• TO BE DONE:
Restate all of the entries exactly, dropping any pictures they hold.

Extracted records
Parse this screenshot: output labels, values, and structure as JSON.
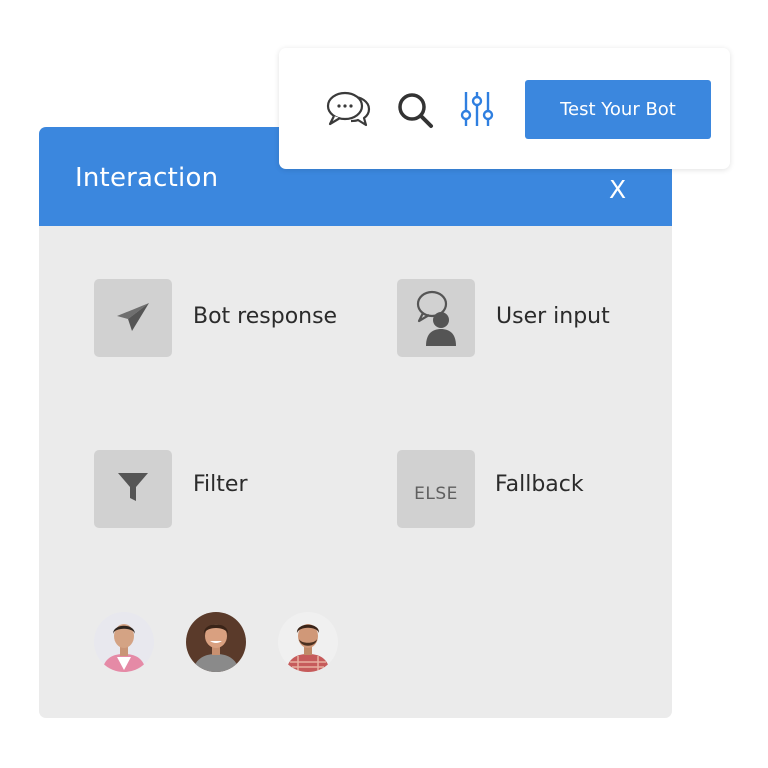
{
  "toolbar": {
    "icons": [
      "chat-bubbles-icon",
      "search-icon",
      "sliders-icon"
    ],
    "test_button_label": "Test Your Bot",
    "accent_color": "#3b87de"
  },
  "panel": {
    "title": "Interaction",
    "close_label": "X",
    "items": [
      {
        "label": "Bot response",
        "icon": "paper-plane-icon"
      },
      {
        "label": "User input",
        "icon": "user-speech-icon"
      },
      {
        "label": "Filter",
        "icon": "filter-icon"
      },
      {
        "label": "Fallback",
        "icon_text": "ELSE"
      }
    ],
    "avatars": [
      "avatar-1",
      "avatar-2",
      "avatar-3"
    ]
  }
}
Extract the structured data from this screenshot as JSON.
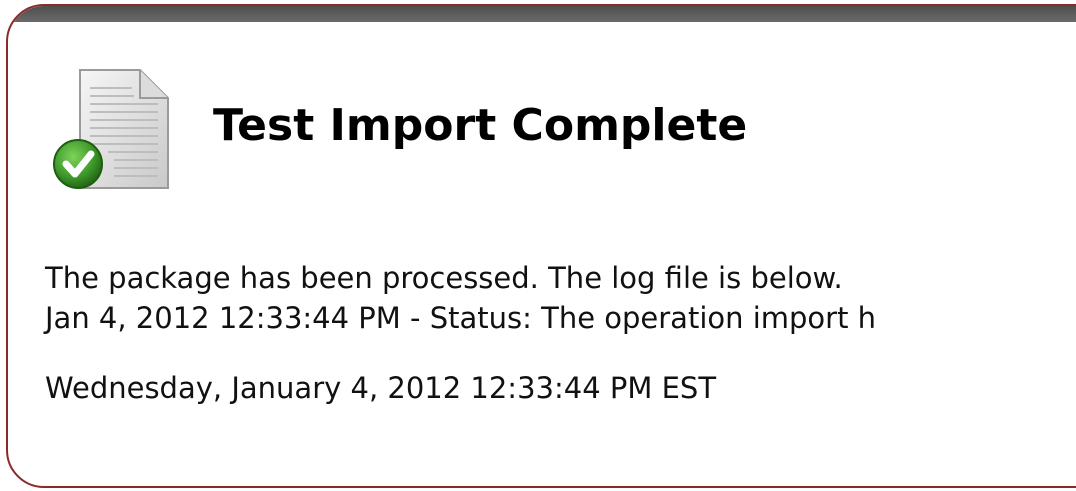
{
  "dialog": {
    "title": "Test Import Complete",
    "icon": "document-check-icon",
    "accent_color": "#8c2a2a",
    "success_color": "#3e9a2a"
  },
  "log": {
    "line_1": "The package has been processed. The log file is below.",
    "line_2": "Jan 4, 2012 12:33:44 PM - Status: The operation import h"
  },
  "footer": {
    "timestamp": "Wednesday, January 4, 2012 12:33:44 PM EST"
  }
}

• OUTPUT OF THE TASK:
Parse this screenshot: output labels, values, and structure as JSON.
{
  "toolbar": {
    "icons": [
      "chat-bubbles-icon",
      "search-icon",
      "sliders-icon"
    ],
    "test_button_label": "Test Your Bot",
    "accent_color": "#3b87de"
  },
  "panel": {
    "title": "Interaction",
    "close_label": "X",
    "items": [
      {
        "label": "Bot response",
        "icon": "paper-plane-icon"
      },
      {
        "label": "User input",
        "icon": "user-speech-icon"
      },
      {
        "label": "Filter",
        "icon": "filter-icon"
      },
      {
        "label": "Fallback",
        "icon_text": "ELSE"
      }
    ],
    "avatars": [
      "avatar-1",
      "avatar-2",
      "avatar-3"
    ]
  }
}
Extract the structured data from this screenshot as JSON.
{
  "dialog": {
    "title": "Test Import Complete",
    "icon": "document-check-icon",
    "accent_color": "#8c2a2a",
    "success_color": "#3e9a2a"
  },
  "log": {
    "line_1": "The package has been processed. The log file is below.",
    "line_2": "Jan 4, 2012 12:33:44 PM - Status: The operation import h"
  },
  "footer": {
    "timestamp": "Wednesday, January 4, 2012 12:33:44 PM EST"
  }
}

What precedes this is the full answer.